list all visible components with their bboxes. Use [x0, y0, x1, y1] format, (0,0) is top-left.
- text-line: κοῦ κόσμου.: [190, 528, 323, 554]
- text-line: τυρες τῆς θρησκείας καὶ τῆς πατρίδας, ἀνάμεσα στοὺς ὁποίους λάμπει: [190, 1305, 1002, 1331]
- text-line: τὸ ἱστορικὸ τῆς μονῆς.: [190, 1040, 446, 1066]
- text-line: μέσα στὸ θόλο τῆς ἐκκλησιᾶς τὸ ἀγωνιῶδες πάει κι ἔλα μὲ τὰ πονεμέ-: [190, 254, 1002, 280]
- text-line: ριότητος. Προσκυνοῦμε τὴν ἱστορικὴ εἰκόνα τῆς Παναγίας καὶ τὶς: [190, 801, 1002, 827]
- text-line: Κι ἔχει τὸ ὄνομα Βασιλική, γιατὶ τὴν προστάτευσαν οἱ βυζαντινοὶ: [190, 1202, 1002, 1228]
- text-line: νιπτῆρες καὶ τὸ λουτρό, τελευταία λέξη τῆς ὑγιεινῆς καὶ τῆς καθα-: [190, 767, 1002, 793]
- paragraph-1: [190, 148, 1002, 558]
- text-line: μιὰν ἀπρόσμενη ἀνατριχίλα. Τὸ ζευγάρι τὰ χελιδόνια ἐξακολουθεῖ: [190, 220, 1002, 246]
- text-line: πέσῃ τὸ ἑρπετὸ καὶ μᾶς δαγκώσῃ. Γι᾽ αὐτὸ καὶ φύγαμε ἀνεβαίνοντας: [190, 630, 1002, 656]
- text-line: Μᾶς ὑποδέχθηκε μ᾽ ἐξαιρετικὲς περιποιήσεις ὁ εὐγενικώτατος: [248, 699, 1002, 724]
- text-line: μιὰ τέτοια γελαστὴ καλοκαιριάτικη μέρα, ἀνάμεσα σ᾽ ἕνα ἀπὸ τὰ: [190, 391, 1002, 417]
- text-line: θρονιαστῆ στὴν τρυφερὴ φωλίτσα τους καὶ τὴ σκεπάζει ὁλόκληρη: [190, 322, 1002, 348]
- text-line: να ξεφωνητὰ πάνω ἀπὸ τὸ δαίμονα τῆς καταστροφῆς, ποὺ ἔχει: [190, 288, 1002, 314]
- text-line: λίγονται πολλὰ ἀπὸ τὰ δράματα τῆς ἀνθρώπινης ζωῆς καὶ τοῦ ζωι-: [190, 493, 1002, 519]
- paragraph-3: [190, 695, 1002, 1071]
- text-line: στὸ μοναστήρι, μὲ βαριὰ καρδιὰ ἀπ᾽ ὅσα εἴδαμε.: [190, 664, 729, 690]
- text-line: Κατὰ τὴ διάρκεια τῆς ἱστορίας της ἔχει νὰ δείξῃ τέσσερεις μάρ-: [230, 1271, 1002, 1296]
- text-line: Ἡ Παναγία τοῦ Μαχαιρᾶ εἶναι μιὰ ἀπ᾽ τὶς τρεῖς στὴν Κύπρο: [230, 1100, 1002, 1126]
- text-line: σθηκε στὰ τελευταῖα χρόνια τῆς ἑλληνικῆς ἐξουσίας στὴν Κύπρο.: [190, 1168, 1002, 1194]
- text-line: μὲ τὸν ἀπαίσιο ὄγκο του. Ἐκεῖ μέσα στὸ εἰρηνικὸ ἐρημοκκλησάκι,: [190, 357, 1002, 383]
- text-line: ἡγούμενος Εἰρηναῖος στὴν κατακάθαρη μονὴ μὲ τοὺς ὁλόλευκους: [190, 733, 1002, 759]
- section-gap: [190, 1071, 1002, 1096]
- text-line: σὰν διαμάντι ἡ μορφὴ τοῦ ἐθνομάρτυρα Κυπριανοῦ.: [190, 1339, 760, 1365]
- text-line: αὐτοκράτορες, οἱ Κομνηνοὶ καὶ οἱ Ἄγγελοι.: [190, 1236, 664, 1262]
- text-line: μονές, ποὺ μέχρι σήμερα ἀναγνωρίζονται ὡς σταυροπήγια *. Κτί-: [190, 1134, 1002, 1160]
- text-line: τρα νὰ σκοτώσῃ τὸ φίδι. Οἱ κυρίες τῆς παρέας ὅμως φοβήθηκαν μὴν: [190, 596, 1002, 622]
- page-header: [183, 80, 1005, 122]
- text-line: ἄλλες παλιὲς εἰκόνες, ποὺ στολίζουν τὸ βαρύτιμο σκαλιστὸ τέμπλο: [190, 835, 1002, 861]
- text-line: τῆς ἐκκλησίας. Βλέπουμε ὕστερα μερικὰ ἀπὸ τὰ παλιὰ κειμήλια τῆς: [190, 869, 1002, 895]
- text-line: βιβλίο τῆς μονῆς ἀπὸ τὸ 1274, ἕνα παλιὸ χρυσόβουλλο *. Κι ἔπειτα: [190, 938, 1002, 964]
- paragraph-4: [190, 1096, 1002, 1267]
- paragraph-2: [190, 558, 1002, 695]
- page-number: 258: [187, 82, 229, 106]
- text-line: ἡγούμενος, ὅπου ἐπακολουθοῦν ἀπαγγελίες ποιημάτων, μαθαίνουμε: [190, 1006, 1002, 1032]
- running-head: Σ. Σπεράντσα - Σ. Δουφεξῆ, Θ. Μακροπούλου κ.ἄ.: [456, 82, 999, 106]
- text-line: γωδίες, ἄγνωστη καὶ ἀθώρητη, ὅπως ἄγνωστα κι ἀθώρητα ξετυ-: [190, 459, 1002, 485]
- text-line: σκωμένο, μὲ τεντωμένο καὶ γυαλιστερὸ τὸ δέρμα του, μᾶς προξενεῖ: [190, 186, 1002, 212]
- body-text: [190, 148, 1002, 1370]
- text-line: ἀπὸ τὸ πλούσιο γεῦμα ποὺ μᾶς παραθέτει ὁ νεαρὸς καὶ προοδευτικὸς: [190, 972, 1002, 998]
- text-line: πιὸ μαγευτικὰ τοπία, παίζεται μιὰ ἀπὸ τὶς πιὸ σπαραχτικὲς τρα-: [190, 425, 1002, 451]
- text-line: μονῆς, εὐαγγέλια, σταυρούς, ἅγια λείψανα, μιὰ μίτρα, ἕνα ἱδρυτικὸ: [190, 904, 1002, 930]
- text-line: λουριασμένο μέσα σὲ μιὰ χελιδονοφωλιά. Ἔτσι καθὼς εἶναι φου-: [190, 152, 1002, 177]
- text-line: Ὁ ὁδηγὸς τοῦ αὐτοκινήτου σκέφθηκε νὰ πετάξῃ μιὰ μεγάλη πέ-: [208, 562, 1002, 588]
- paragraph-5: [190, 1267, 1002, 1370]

Stated goal: Reproduce every row above verbatim, keeping each line in its original order.

Correct result:
list all visible components with their bboxes. Use [x0, y0, x1, y1] format, (0,0) is top-left.
- text-line: κοῦ κόσμου.: [190, 528, 323, 554]
- text-line: τυρες τῆς θρησκείας καὶ τῆς πατρίδας, ἀνάμεσα στοὺς ὁποίους λάμπει: [190, 1305, 1002, 1331]
- text-line: τὸ ἱστορικὸ τῆς μονῆς.: [190, 1040, 446, 1066]
- text-line: μέσα στὸ θόλο τῆς ἐκκλησιᾶς τὸ ἀγωνιῶδες πάει κι ἔλα μὲ τὰ πονεμέ-: [190, 254, 1002, 280]
- text-line: ριότητος. Προσκυνοῦμε τὴν ἱστορικὴ εἰκόνα τῆς Παναγίας καὶ τὶς: [190, 801, 1002, 827]
- text-line: Κι ἔχει τὸ ὄνομα Βασιλική, γιατὶ τὴν προστάτευσαν οἱ βυζαντινοὶ: [190, 1202, 1002, 1228]
- text-line: νιπτῆρες καὶ τὸ λουτρό, τελευταία λέξη τῆς ὑγιεινῆς καὶ τῆς καθα-: [190, 767, 1002, 793]
- paragraph-1: [190, 148, 1002, 558]
- text-line: μιὰν ἀπρόσμενη ἀνατριχίλα. Τὸ ζευγάρι τὰ χελιδόνια ἐξακολουθεῖ: [190, 220, 1002, 246]
- text-line: πέσῃ τὸ ἑρπετὸ καὶ μᾶς δαγκώσῃ. Γι᾽ αὐτὸ καὶ φύγαμε ἀνεβαίνοντας: [190, 630, 1002, 656]
- text-line: Μᾶς ὑποδέχθηκε μ᾽ ἐξαιρετικὲς περιποιήσεις ὁ εὐγενικώτατος: [248, 699, 1002, 724]
- text-line: μιὰ τέτοια γελαστὴ καλοκαιριάτικη μέρα, ἀνάμεσα σ᾽ ἕνα ἀπὸ τὰ: [190, 391, 1002, 417]
- text-line: θρονιαστῆ στὴν τρυφερὴ φωλίτσα τους καὶ τὴ σκεπάζει ὁλόκληρη: [190, 322, 1002, 348]
- text-line: να ξεφωνητὰ πάνω ἀπὸ τὸ δαίμονα τῆς καταστροφῆς, ποὺ ἔχει: [190, 288, 1002, 314]
- text-line: λίγονται πολλὰ ἀπὸ τὰ δράματα τῆς ἀνθρώπινης ζωῆς καὶ τοῦ ζωι-: [190, 493, 1002, 519]
- paragraph-3: [190, 695, 1002, 1071]
- text-line: στὸ μοναστήρι, μὲ βαριὰ καρδιὰ ἀπ᾽ ὅσα εἴδαμε.: [190, 664, 729, 690]
- text-line: Κατὰ τὴ διάρκεια τῆς ἱστορίας της ἔχει νὰ δείξῃ τέσσερεις μάρ-: [230, 1271, 1002, 1296]
- text-line: Ἡ Παναγία τοῦ Μαχαιρᾶ εἶναι μιὰ ἀπ᾽ τὶς τρεῖς στὴν Κύπρο: [230, 1100, 1002, 1126]
- text-line: σθηκε στὰ τελευταῖα χρόνια τῆς ἑλληνικῆς ἐξουσίας στὴν Κύπρο.: [190, 1168, 1002, 1194]
- text-line: μὲ τὸν ἀπαίσιο ὄγκο του. Ἐκεῖ μέσα στὸ εἰρηνικὸ ἐρημοκκλησάκι,: [190, 357, 1002, 383]
- text-line: ἡγούμενος Εἰρηναῖος στὴν κατακάθαρη μονὴ μὲ τοὺς ὁλόλευκους: [190, 733, 1002, 759]
- section-gap: [190, 1071, 1002, 1096]
- text-line: σὰν διαμάντι ἡ μορφὴ τοῦ ἐθνομάρτυρα Κυπριανοῦ.: [190, 1339, 760, 1365]
- text-line: αὐτοκράτορες, οἱ Κομνηνοὶ καὶ οἱ Ἄγγελοι.: [190, 1236, 664, 1262]
- text-line: μονές, ποὺ μέχρι σήμερα ἀναγνωρίζονται ὡς σταυροπήγια *. Κτί-: [190, 1134, 1002, 1160]
- text-line: τρα νὰ σκοτώσῃ τὸ φίδι. Οἱ κυρίες τῆς παρέας ὅμως φοβήθηκαν μὴν: [190, 596, 1002, 622]
- page-header: [183, 80, 1005, 122]
- text-line: ἄλλες παλιὲς εἰκόνες, ποὺ στολίζουν τὸ βαρύτιμο σκαλιστὸ τέμπλο: [190, 835, 1002, 861]
- text-line: τῆς ἐκκλησίας. Βλέπουμε ὕστερα μερικὰ ἀπὸ τὰ παλιὰ κειμήλια τῆς: [190, 869, 1002, 895]
- text-line: βιβλίο τῆς μονῆς ἀπὸ τὸ 1274, ἕνα παλιὸ χρυσόβουλλο *. Κι ἔπειτα: [190, 938, 1002, 964]
- paragraph-4: [190, 1096, 1002, 1267]
- paragraph-2: [190, 558, 1002, 695]
- page-number: 258: [187, 82, 229, 106]
- text-line: ἡγούμενος, ὅπου ἐπακολουθοῦν ἀπαγγελίες ποιημάτων, μαθαίνουμε: [190, 1006, 1002, 1032]
- running-head: Σ. Σπεράντσα - Σ. Δουφεξῆ, Θ. Μακροπούλου κ.ἄ.: [456, 82, 999, 106]
- text-line: γωδίες, ἄγνωστη καὶ ἀθώρητη, ὅπως ἄγνωστα κι ἀθώρητα ξετυ-: [190, 459, 1002, 485]
- text-line: σκωμένο, μὲ τεντωμένο καὶ γυαλιστερὸ τὸ δέρμα του, μᾶς προξενεῖ: [190, 186, 1002, 212]
- body-text: [190, 148, 1002, 1370]
- text-line: ἀπὸ τὸ πλούσιο γεῦμα ποὺ μᾶς παραθέτει ὁ νεαρὸς καὶ προοδευτικὸς: [190, 972, 1002, 998]
- text-line: πιὸ μαγευτικὰ τοπία, παίζεται μιὰ ἀπὸ τὶς πιὸ σπαραχτικὲς τρα-: [190, 425, 1002, 451]
- text-line: μονῆς, εὐαγγέλια, σταυρούς, ἅγια λείψανα, μιὰ μίτρα, ἕνα ἱδρυτικὸ: [190, 904, 1002, 930]
- text-line: λουριασμένο μέσα σὲ μιὰ χελιδονοφωλιά. Ἔτσι καθὼς εἶναι φου-: [190, 152, 1002, 177]
- text-line: Ὁ ὁδηγὸς τοῦ αὐτοκινήτου σκέφθηκε νὰ πετάξῃ μιὰ μεγάλη πέ-: [208, 562, 1002, 588]
- paragraph-5: [190, 1267, 1002, 1370]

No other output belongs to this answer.